The entries need to be copied exactly.
********************
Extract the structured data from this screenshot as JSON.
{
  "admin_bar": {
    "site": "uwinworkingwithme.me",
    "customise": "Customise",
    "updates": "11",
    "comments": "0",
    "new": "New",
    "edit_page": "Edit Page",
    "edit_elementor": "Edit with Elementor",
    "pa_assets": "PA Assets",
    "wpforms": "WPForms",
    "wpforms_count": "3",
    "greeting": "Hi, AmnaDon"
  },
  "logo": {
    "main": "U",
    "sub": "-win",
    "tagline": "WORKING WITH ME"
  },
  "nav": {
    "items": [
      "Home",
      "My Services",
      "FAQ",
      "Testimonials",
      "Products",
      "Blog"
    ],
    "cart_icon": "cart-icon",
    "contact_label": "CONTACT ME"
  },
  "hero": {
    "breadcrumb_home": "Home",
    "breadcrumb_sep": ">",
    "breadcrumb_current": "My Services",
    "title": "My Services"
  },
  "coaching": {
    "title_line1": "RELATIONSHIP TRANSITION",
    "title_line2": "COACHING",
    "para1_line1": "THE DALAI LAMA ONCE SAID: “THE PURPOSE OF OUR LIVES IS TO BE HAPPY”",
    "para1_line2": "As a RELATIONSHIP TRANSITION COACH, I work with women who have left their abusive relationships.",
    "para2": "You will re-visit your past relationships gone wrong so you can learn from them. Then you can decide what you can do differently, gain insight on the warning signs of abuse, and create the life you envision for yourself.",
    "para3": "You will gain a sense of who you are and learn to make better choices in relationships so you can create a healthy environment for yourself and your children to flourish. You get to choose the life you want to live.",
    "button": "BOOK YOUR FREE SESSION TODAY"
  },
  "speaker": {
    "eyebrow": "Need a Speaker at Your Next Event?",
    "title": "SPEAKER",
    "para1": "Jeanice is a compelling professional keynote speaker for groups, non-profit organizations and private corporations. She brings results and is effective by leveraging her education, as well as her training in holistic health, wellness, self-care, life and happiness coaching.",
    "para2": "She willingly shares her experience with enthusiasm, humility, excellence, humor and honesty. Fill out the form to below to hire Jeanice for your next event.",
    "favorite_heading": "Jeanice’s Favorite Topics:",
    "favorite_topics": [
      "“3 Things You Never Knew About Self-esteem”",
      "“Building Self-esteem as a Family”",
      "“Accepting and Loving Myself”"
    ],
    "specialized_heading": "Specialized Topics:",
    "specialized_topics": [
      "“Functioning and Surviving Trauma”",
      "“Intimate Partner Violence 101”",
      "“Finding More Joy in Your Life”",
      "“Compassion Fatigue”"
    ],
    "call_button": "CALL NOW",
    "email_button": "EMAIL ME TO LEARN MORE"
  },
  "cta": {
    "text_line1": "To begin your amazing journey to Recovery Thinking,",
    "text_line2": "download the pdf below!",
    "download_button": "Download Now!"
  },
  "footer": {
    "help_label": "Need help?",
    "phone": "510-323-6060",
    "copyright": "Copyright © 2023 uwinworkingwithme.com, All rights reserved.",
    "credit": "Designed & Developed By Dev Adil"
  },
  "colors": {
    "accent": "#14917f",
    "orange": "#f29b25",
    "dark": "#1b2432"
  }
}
********************
§ **Solution**:
Extract the structured data from this screenshot as JSON.
{
  "admin_bar": {
    "site": "uwinworkingwithme.me",
    "customise": "Customise",
    "updates": "11",
    "comments": "0",
    "new": "New",
    "edit_page": "Edit Page",
    "edit_elementor": "Edit with Elementor",
    "pa_assets": "PA Assets",
    "wpforms": "WPForms",
    "wpforms_count": "3",
    "greeting": "Hi, AmnaDon"
  },
  "logo": {
    "main": "U",
    "sub": "-win",
    "tagline": "WORKING WITH ME"
  },
  "nav": {
    "items": [
      "Home",
      "My Services",
      "FAQ",
      "Testimonials",
      "Products",
      "Blog"
    ],
    "cart_icon": "cart-icon",
    "contact_label": "CONTACT ME"
  },
  "hero": {
    "breadcrumb_home": "Home",
    "breadcrumb_sep": ">",
    "breadcrumb_current": "My Services",
    "title": "My Services"
  },
  "coaching": {
    "title_line1": "RELATIONSHIP TRANSITION",
    "title_line2": "COACHING",
    "para1_line1": "THE DALAI LAMA ONCE SAID: “THE PURPOSE OF OUR LIVES IS TO BE HAPPY”",
    "para1_line2": "As a RELATIONSHIP TRANSITION COACH, I work with women who have left their abusive relationships.",
    "para2": "You will re-visit your past relationships gone wrong so you can learn from them. Then you can decide what you can do differently, gain insight on the warning signs of abuse, and create the life you envision for yourself.",
    "para3": "You will gain a sense of who you are and learn to make better choices in relationships so you can create a healthy environment for yourself and your children to flourish. You get to choose the life you want to live.",
    "button": "BOOK YOUR FREE SESSION TODAY"
  },
  "speaker": {
    "eyebrow": "Need a Speaker at Your Next Event?",
    "title": "SPEAKER",
    "para1": "Jeanice is a compelling professional keynote speaker for groups, non-profit organizations and private corporations. She brings results and is effective by leveraging her education, as well as her training in holistic health, wellness, self-care, life and happiness coaching.",
    "para2": "She willingly shares her experience with enthusiasm, humility, excellence, humor and honesty. Fill out the form to below to hire Jeanice for your next event.",
    "favorite_heading": "Jeanice’s Favorite Topics:",
    "favorite_topics": [
      "“3 Things You Never Knew About Self-esteem”",
      "“Building Self-esteem as a Family”",
      "“Accepting and Loving Myself”"
    ],
    "specialized_heading": "Specialized Topics:",
    "specialized_topics": [
      "“Functioning and Surviving Trauma”",
      "“Intimate Partner Violence 101”",
      "“Finding More Joy in Your Life”",
      "“Compassion Fatigue”"
    ],
    "call_button": "CALL NOW",
    "email_button": "EMAIL ME TO LEARN MORE"
  },
  "cta": {
    "text_line1": "To begin your amazing journey to Recovery Thinking,",
    "text_line2": "download the pdf below!",
    "download_button": "Download Now!"
  },
  "footer": {
    "help_label": "Need help?",
    "phone": "510-323-6060",
    "copyright": "Copyright © 2023 uwinworkingwithme.com, All rights reserved.",
    "credit": "Designed & Developed By Dev Adil"
  },
  "colors": {
    "accent": "#14917f",
    "orange": "#f29b25",
    "dark": "#1b2432"
  }
}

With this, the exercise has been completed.